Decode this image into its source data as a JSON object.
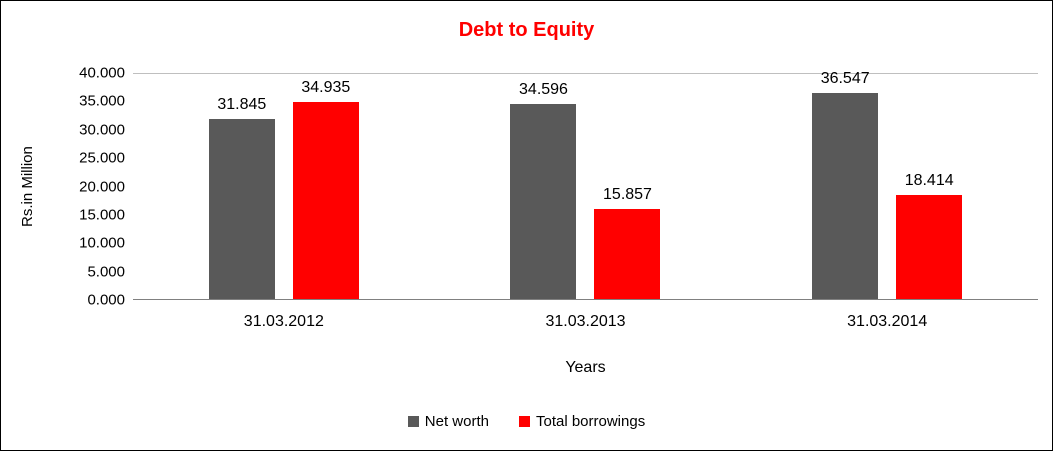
{
  "chart_data": {
    "type": "bar",
    "title": "Debt to Equity",
    "title_color": "#ff0000",
    "categories": [
      "31.03.2012",
      "31.03.2013",
      "31.03.2014"
    ],
    "series": [
      {
        "name": "Net worth",
        "color": "#595959",
        "values": [
          31.845,
          34.596,
          36.547
        ],
        "labels": [
          "31.845",
          "34.596",
          "36.547"
        ]
      },
      {
        "name": "Total borrowings",
        "color": "#ff0000",
        "values": [
          34.935,
          15.857,
          18.414
        ],
        "labels": [
          "34.935",
          "15.857",
          "18.414"
        ]
      }
    ],
    "xlabel": "Years",
    "ylabel": "Rs.in Million",
    "ylim": [
      0,
      40
    ],
    "yticks": [
      "0.000",
      "5.000",
      "10.000",
      "15.000",
      "20.000",
      "25.000",
      "30.000",
      "35.000",
      "40.000"
    ],
    "grid": "single horizontal gridline at top (40.000)",
    "legend_position": "bottom"
  }
}
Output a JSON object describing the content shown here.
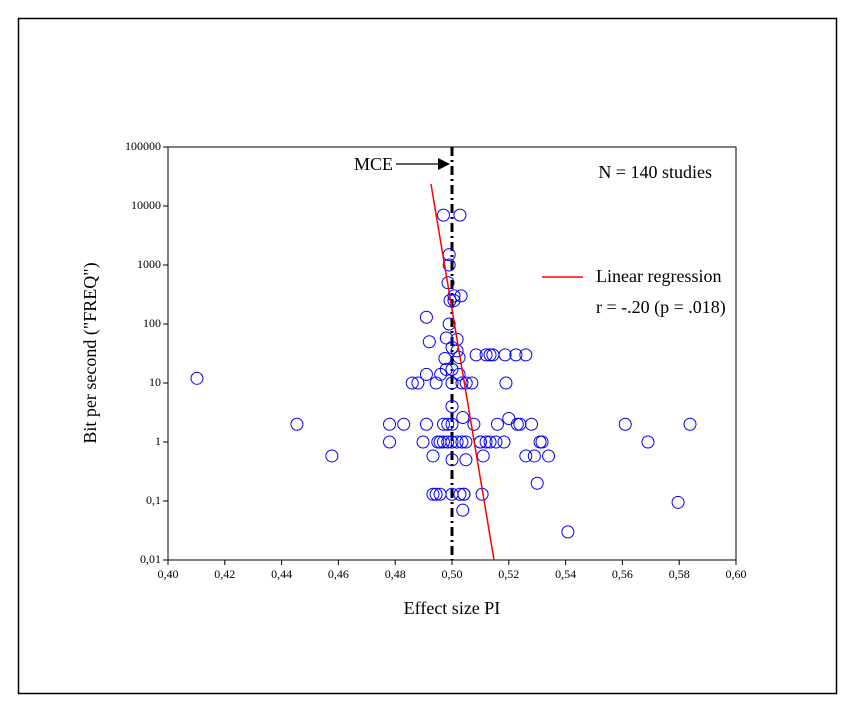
——
▸ Instruction
Exactly reproduce each record, leaving out any pictures.

▸ Result
Decode this image into its source data as a JSON object.
{
  "chart_data": {
    "type": "bar",
    "title": "Debt to Equity",
    "title_color": "#ff0000",
    "categories": [
      "31.03.2012",
      "31.03.2013",
      "31.03.2014"
    ],
    "series": [
      {
        "name": "Net worth",
        "color": "#595959",
        "values": [
          31.845,
          34.596,
          36.547
        ],
        "labels": [
          "31.845",
          "34.596",
          "36.547"
        ]
      },
      {
        "name": "Total borrowings",
        "color": "#ff0000",
        "values": [
          34.935,
          15.857,
          18.414
        ],
        "labels": [
          "34.935",
          "15.857",
          "18.414"
        ]
      }
    ],
    "xlabel": "Years",
    "ylabel": "Rs.in Million",
    "ylim": [
      0,
      40
    ],
    "yticks": [
      "0.000",
      "5.000",
      "10.000",
      "15.000",
      "20.000",
      "25.000",
      "30.000",
      "35.000",
      "40.000"
    ],
    "grid": "single horizontal gridline at top (40.000)",
    "legend_position": "bottom"
  }
}
Output a JSON object describing the content shown here.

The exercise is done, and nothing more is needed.